Task requirements | Tally the lines of the listing that contain the word "dots", then give the total and nothing else.

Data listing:

☆ ☆ ☆ ☆

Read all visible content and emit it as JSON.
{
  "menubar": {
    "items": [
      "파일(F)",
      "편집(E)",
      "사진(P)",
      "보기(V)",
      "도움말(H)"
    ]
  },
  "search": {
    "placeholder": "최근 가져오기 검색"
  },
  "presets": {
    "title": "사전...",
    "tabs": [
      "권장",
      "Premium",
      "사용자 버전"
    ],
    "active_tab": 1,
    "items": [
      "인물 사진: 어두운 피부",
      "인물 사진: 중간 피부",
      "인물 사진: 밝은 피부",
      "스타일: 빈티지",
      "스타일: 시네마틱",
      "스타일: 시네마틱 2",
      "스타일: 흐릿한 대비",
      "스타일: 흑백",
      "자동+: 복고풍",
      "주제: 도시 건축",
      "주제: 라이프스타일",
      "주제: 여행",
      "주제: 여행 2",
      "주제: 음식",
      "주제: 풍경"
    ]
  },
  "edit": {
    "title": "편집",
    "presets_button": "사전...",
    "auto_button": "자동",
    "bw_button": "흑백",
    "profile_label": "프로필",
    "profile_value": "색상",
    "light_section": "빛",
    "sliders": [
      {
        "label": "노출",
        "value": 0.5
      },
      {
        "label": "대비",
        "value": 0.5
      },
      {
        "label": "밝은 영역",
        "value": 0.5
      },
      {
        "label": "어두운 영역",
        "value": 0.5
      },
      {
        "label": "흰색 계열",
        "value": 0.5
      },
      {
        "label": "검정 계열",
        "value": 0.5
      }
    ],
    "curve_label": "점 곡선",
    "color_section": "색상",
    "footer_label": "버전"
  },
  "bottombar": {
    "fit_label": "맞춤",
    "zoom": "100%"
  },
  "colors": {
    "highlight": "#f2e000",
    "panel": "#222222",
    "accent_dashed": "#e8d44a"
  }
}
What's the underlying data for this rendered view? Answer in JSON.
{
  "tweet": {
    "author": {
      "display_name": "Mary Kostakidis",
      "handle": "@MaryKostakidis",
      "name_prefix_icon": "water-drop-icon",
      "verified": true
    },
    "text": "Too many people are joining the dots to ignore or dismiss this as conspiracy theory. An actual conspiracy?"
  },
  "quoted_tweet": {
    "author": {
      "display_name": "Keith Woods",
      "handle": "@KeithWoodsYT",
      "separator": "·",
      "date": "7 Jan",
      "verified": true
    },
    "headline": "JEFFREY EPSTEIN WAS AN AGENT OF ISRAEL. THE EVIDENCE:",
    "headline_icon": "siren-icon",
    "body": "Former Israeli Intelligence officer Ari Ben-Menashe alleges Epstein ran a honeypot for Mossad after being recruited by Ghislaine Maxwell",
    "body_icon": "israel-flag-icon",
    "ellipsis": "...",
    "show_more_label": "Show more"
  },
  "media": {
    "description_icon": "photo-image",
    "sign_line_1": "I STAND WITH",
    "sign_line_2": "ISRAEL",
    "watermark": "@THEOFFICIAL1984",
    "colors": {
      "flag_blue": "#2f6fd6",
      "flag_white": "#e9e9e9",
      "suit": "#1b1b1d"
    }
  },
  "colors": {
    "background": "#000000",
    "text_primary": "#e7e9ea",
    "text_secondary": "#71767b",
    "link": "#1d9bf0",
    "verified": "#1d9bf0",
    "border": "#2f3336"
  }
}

☆ ☆ ☆ ☆

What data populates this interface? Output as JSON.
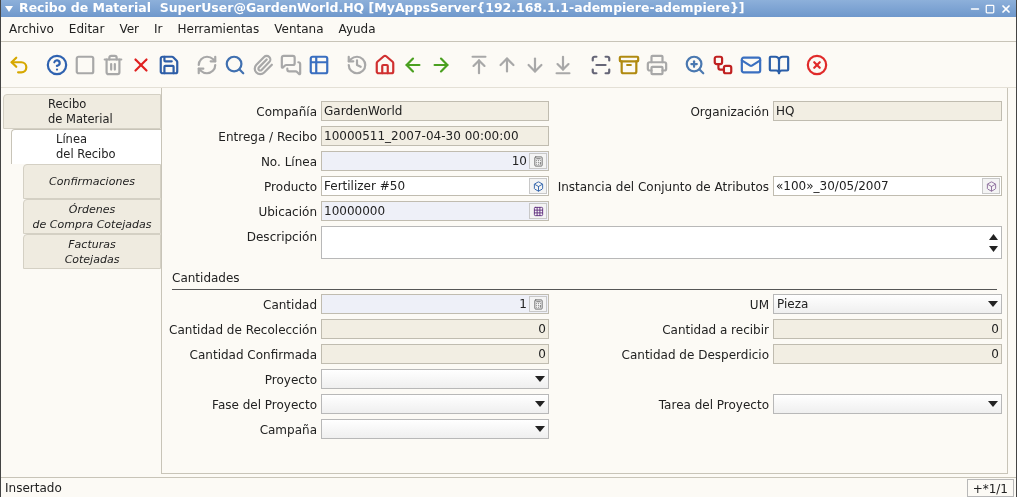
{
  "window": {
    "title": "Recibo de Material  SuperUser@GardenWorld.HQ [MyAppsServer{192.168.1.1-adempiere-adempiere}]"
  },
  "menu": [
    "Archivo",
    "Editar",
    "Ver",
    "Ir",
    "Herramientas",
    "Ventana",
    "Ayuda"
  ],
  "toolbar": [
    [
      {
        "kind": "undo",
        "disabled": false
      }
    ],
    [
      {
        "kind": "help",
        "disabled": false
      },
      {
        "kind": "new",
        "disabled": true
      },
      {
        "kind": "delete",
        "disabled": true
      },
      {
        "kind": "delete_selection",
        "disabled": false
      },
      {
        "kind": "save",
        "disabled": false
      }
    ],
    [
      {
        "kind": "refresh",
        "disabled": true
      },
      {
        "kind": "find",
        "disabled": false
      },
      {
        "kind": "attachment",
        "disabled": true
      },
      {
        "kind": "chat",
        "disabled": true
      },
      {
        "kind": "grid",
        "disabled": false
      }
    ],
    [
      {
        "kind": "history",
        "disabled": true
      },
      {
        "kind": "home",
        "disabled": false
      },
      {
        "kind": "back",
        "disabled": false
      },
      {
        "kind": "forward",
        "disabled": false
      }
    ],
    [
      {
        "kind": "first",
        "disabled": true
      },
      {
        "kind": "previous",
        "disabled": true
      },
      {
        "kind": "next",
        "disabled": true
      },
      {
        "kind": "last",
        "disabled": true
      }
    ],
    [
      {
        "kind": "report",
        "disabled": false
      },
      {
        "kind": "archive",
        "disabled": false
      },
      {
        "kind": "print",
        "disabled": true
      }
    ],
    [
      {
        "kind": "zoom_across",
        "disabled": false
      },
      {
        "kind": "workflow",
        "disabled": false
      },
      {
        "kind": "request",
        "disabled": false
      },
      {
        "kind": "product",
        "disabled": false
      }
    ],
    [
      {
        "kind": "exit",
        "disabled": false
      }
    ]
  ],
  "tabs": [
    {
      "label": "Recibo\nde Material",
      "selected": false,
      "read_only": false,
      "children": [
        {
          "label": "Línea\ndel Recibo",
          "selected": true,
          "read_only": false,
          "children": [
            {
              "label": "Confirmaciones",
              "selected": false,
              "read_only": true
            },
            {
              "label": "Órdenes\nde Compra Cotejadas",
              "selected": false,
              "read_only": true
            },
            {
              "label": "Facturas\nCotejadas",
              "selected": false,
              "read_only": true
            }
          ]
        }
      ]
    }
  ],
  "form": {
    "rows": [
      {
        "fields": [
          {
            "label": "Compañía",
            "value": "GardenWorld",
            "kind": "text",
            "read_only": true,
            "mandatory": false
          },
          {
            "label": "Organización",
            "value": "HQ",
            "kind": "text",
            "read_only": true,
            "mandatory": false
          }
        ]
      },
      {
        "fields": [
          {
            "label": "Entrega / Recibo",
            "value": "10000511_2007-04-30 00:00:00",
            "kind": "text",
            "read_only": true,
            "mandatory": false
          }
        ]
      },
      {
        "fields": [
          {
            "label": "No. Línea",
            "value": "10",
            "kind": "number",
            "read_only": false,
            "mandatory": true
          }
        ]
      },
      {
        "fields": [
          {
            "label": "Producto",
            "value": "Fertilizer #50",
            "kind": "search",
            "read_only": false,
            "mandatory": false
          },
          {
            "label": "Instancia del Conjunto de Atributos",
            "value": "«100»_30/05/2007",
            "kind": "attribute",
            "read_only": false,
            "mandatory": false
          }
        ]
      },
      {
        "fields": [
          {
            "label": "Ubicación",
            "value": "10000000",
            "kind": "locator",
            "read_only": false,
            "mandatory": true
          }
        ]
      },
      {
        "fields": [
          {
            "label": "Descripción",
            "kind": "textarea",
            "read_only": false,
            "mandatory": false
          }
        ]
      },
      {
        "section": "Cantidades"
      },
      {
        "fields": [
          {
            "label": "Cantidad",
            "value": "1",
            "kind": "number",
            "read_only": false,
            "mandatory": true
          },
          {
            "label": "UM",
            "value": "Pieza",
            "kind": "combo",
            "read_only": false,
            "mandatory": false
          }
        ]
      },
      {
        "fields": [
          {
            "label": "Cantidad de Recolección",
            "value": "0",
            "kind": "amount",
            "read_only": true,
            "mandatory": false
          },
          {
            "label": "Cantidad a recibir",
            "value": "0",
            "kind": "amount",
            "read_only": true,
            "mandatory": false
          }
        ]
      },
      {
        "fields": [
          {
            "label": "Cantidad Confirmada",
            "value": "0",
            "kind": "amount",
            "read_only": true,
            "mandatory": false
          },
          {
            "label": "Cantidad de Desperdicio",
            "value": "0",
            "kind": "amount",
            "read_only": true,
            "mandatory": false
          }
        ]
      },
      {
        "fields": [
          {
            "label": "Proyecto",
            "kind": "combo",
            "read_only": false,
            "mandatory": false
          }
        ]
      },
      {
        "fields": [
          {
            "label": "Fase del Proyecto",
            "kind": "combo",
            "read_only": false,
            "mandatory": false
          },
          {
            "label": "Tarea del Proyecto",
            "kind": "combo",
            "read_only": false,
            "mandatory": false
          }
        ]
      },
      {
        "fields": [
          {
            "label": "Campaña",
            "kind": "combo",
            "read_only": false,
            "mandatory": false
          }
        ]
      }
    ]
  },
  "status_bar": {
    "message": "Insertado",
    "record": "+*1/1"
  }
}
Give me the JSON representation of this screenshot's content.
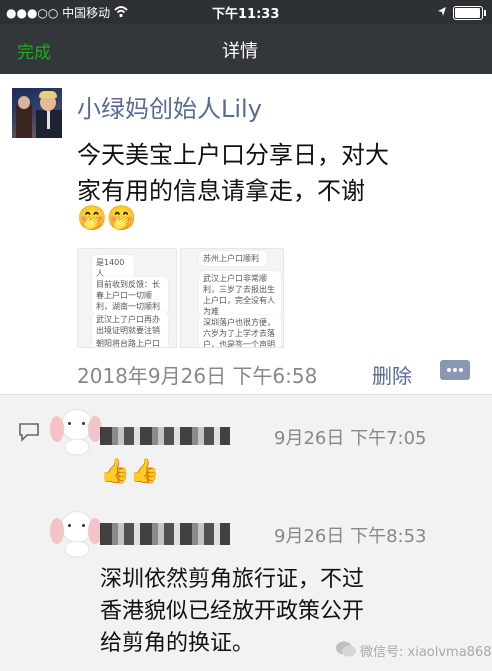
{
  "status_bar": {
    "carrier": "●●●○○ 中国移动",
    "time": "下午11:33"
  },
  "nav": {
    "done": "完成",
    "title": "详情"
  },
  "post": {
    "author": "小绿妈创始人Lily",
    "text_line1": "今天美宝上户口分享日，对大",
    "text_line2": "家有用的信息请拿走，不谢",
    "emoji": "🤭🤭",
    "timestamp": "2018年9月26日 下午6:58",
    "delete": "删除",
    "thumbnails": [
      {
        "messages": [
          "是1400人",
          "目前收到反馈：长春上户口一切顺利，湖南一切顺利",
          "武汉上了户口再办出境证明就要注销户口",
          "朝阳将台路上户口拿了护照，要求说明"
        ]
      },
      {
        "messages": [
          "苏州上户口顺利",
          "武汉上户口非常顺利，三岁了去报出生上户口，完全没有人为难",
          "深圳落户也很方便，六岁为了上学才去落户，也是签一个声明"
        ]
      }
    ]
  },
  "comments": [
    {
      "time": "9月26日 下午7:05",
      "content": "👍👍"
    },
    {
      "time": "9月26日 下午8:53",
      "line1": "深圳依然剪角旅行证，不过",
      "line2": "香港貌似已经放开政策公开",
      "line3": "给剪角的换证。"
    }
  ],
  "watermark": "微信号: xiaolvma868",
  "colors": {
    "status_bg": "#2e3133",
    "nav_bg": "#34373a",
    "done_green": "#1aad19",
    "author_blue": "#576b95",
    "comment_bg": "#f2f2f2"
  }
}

☆ ☆ ☆ ☆

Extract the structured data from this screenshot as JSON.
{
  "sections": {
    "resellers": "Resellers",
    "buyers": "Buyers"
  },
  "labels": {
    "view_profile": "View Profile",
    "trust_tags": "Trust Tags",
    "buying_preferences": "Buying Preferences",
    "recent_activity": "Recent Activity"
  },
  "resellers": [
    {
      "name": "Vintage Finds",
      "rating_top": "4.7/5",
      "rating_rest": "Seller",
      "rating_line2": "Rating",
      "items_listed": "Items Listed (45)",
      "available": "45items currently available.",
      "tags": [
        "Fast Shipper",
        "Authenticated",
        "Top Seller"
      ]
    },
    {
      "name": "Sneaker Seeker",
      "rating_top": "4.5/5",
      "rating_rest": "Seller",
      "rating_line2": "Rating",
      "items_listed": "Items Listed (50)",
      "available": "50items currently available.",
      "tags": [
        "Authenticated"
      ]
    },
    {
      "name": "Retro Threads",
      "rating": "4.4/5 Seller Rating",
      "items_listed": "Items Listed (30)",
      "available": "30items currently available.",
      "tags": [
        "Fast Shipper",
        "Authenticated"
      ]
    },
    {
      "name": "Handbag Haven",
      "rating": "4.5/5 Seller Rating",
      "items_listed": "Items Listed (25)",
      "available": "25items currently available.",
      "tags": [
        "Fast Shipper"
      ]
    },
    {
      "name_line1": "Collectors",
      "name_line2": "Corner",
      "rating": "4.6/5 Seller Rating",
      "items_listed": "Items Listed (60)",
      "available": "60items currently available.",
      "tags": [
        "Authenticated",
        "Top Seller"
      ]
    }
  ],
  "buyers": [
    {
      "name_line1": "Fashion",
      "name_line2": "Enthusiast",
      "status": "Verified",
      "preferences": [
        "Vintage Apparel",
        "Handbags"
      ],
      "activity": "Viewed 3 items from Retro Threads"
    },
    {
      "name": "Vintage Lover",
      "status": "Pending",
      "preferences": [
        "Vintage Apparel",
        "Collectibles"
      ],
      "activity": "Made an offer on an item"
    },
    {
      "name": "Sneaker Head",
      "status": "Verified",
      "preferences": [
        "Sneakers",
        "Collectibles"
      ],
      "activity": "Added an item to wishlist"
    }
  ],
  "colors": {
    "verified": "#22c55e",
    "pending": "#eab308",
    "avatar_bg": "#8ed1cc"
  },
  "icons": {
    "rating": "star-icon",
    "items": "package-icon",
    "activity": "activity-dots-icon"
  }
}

☆ ☆ ☆ ☆

Solution to this problem | 2